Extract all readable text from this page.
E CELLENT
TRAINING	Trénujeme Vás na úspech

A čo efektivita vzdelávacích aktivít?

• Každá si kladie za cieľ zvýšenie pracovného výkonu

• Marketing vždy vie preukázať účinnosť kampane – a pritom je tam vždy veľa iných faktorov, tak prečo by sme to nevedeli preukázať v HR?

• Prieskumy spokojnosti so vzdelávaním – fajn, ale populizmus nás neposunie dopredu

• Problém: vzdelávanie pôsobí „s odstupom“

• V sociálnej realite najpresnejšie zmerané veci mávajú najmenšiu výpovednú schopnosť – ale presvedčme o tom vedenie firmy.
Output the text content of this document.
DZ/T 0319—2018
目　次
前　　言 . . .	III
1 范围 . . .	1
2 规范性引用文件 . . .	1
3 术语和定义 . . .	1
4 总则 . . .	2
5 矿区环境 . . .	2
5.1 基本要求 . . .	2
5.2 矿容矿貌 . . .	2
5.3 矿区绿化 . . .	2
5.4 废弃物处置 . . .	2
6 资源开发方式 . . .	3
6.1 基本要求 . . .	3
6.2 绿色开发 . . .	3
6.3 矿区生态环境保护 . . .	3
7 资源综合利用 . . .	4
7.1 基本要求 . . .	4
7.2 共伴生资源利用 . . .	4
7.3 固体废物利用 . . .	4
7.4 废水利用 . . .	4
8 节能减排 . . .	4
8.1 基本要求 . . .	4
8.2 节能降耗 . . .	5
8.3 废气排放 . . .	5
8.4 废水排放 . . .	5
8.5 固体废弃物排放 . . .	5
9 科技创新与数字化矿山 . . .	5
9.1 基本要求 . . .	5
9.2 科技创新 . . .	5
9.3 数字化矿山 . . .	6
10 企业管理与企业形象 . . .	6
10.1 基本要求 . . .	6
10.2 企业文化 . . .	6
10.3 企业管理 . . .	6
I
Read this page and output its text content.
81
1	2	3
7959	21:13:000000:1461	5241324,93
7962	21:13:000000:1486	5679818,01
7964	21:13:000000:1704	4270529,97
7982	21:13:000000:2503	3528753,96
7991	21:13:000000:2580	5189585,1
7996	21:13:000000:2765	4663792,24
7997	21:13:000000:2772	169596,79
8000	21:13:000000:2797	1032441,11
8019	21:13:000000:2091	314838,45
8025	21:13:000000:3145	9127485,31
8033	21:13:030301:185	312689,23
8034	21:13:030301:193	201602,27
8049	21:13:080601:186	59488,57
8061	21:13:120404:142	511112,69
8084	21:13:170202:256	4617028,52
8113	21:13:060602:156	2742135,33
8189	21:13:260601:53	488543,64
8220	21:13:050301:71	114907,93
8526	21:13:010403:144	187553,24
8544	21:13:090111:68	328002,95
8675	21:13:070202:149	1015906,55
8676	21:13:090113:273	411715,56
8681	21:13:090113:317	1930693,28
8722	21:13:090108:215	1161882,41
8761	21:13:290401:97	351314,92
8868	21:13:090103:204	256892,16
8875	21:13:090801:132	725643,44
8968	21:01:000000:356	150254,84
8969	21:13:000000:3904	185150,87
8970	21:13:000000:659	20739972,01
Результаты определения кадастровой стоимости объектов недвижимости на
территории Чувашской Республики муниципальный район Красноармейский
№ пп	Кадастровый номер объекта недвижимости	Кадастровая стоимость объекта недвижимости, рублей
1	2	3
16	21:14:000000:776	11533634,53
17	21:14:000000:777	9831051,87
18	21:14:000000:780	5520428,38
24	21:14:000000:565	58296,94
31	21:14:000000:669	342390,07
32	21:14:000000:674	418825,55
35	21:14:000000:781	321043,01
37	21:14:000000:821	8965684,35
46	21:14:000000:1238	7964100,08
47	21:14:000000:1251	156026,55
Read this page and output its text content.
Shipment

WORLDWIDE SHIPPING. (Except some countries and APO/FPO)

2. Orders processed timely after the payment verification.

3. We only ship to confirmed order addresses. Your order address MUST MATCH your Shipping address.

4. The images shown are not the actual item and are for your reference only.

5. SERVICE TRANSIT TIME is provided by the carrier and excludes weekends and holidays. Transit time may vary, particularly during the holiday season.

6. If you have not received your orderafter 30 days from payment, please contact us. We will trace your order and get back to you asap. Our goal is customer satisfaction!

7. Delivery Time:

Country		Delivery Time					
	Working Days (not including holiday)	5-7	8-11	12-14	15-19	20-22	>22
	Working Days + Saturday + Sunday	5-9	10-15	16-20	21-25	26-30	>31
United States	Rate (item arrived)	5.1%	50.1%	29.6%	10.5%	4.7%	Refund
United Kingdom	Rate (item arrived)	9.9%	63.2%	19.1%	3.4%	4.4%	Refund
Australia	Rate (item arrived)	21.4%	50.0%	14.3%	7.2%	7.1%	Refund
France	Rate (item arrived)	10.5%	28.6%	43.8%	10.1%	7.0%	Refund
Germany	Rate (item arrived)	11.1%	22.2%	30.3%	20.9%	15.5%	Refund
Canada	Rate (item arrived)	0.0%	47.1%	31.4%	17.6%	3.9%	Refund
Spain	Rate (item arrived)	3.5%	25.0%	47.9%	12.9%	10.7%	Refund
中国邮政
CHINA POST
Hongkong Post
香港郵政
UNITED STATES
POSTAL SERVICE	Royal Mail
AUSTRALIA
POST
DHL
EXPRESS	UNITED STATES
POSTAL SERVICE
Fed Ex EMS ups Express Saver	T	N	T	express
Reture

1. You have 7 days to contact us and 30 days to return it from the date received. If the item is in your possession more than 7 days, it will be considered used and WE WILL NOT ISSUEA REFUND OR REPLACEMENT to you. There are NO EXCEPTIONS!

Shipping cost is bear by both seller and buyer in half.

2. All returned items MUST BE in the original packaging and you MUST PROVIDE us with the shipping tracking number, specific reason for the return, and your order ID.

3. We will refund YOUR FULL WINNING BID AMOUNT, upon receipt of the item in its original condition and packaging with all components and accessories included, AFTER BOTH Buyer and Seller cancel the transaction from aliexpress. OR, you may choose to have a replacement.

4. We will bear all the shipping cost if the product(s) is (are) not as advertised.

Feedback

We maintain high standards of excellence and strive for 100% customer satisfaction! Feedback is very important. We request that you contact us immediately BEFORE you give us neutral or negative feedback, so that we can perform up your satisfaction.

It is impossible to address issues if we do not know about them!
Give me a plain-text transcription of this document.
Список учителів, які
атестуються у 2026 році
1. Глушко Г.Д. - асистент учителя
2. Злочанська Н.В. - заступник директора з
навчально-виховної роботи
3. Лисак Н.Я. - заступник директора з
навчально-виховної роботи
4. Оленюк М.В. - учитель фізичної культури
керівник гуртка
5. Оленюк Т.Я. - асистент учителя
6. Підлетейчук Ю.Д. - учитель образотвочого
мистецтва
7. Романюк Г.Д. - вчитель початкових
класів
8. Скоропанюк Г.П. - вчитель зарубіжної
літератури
★ ★ ★ ★ ★
- **WHAT IS BEING ASKED**: Reproduce the records word for word.

- **RESULT OF THE TASK**:
Extract all readable text from this page.
E CELLENT
TRAINING	Trénujeme Vás na úspech

A čo efektivita vzdelávacích aktivít?

• Každá si kladie za cieľ zvýšenie pracovného výkonu

• Marketing vždy vie preukázať účinnosť kampane – a pritom je tam vždy veľa iných faktorov, tak prečo by sme to nevedeli preukázať v HR?

• Prieskumy spokojnosti so vzdelávaním – fajn, ale populizmus nás neposunie dopredu

• Problém: vzdelávanie pôsobí „s odstupom“

• V sociálnej realite najpresnejšie zmerané veci mávajú najmenšiu výpovednú schopnosť – ale presvedčme o tom vedenie firmy.
Output the text content of this document.
DZ/T 0319—2018
目　次
前　　言 . . .	III
1 范围 . . .	1
2 规范性引用文件 . . .	1
3 术语和定义 . . .	1
4 总则 . . .	2
5 矿区环境 . . .	2
5.1 基本要求 . . .	2
5.2 矿容矿貌 . . .	2
5.3 矿区绿化 . . .	2
5.4 废弃物处置 . . .	2
6 资源开发方式 . . .	3
6.1 基本要求 . . .	3
6.2 绿色开发 . . .	3
6.3 矿区生态环境保护 . . .	3
7 资源综合利用 . . .	4
7.1 基本要求 . . .	4
7.2 共伴生资源利用 . . .	4
7.3 固体废物利用 . . .	4
7.4 废水利用 . . .	4
8 节能减排 . . .	4
8.1 基本要求 . . .	4
8.2 节能降耗 . . .	5
8.3 废气排放 . . .	5
8.4 废水排放 . . .	5
8.5 固体废弃物排放 . . .	5
9 科技创新与数字化矿山 . . .	5
9.1 基本要求 . . .	5
9.2 科技创新 . . .	5
9.3 数字化矿山 . . .	6
10 企业管理与企业形象 . . .	6
10.1 基本要求 . . .	6
10.2 企业文化 . . .	6
10.3 企业管理 . . .	6
I
Read this page and output its text content.
81
1	2	3
7959	21:13:000000:1461	5241324,93
7962	21:13:000000:1486	5679818,01
7964	21:13:000000:1704	4270529,97
7982	21:13:000000:2503	3528753,96
7991	21:13:000000:2580	5189585,1
7996	21:13:000000:2765	4663792,24
7997	21:13:000000:2772	169596,79
8000	21:13:000000:2797	1032441,11
8019	21:13:000000:2091	314838,45
8025	21:13:000000:3145	9127485,31
8033	21:13:030301:185	312689,23
8034	21:13:030301:193	201602,27
8049	21:13:080601:186	59488,57
8061	21:13:120404:142	511112,69
8084	21:13:170202:256	4617028,52
8113	21:13:060602:156	2742135,33
8189	21:13:260601:53	488543,64
8220	21:13:050301:71	114907,93
8526	21:13:010403:144	187553,24
8544	21:13:090111:68	328002,95
8675	21:13:070202:149	1015906,55
8676	21:13:090113:273	411715,56
8681	21:13:090113:317	1930693,28
8722	21:13:090108:215	1161882,41
8761	21:13:290401:97	351314,92
8868	21:13:090103:204	256892,16
8875	21:13:090801:132	725643,44
8968	21:01:000000:356	150254,84
8969	21:13:000000:3904	185150,87
8970	21:13:000000:659	20739972,01
Результаты определения кадастровой стоимости объектов недвижимости на
территории Чувашской Республики муниципальный район Красноармейский
№ пп	Кадастровый номер объекта недвижимости	Кадастровая стоимость объекта недвижимости, рублей
1	2	3
16	21:14:000000:776	11533634,53
17	21:14:000000:777	9831051,87
18	21:14:000000:780	5520428,38
24	21:14:000000:565	58296,94
31	21:14:000000:669	342390,07
32	21:14:000000:674	418825,55
35	21:14:000000:781	321043,01
37	21:14:000000:821	8965684,35
46	21:14:000000:1238	7964100,08
47	21:14:000000:1251	156026,55
Read this page and output its text content.
Shipment

WORLDWIDE SHIPPING. (Except some countries and APO/FPO)

2. Orders processed timely after the payment verification.

3. We only ship to confirmed order addresses. Your order address MUST MATCH your Shipping address.

4. The images shown are not the actual item and are for your reference only.

5. SERVICE TRANSIT TIME is provided by the carrier and excludes weekends and holidays. Transit time may vary, particularly during the holiday season.

6. If you have not received your orderafter 30 days from payment, please contact us. We will trace your order and get back to you asap. Our goal is customer satisfaction!

7. Delivery Time:

Country		Delivery Time					
	Working Days (not including holiday)	5-7	8-11	12-14	15-19	20-22	>22
	Working Days + Saturday + Sunday	5-9	10-15	16-20	21-25	26-30	>31
United States	Rate (item arrived)	5.1%	50.1%	29.6%	10.5%	4.7%	Refund
United Kingdom	Rate (item arrived)	9.9%	63.2%	19.1%	3.4%	4.4%	Refund
Australia	Rate (item arrived)	21.4%	50.0%	14.3%	7.2%	7.1%	Refund
France	Rate (item arrived)	10.5%	28.6%	43.8%	10.1%	7.0%	Refund
Germany	Rate (item arrived)	11.1%	22.2%	30.3%	20.9%	15.5%	Refund
Canada	Rate (item arrived)	0.0%	47.1%	31.4%	17.6%	3.9%	Refund
Spain	Rate (item arrived)	3.5%	25.0%	47.9%	12.9%	10.7%	Refund
中国邮政
CHINA POST
Hongkong Post
香港郵政
UNITED STATES
POSTAL SERVICE	Royal Mail
AUSTRALIA
POST
DHL
EXPRESS	UNITED STATES
POSTAL SERVICE
Fed Ex EMS ups Express Saver	T	N	T	express
Reture

1. You have 7 days to contact us and 30 days to return it from the date received. If the item is in your possession more than 7 days, it will be considered used and WE WILL NOT ISSUEA REFUND OR REPLACEMENT to you. There are NO EXCEPTIONS!

Shipping cost is bear by both seller and buyer in half.

2. All returned items MUST BE in the original packaging and you MUST PROVIDE us with the shipping tracking number, specific reason for the return, and your order ID.

3. We will refund YOUR FULL WINNING BID AMOUNT, upon receipt of the item in its original condition and packaging with all components and accessories included, AFTER BOTH Buyer and Seller cancel the transaction from aliexpress. OR, you may choose to have a replacement.

4. We will bear all the shipping cost if the product(s) is (are) not as advertised.

Feedback

We maintain high standards of excellence and strive for 100% customer satisfaction! Feedback is very important. We request that you contact us immediately BEFORE you give us neutral or negative feedback, so that we can perform up your satisfaction.

It is impossible to address issues if we do not know about them!
Give me a plain-text transcription of this document.
Список учителів, які
атестуються у 2026 році
1. Глушко Г.Д. - асистент учителя
2. Злочанська Н.В. - заступник директора з
навчально-виховної роботи
3. Лисак Н.Я. - заступник директора з
навчально-виховної роботи
4. Оленюк М.В. - учитель фізичної культури
керівник гуртка
5. Оленюк Т.Я. - асистент учителя
6. Підлетейчук Ю.Д. - учитель образотвочого
мистецтва
7. Романюк Г.Д. - вчитель початкових
класів
8. Скоропанюк Г.П. - вчитель зарубіжної
літератури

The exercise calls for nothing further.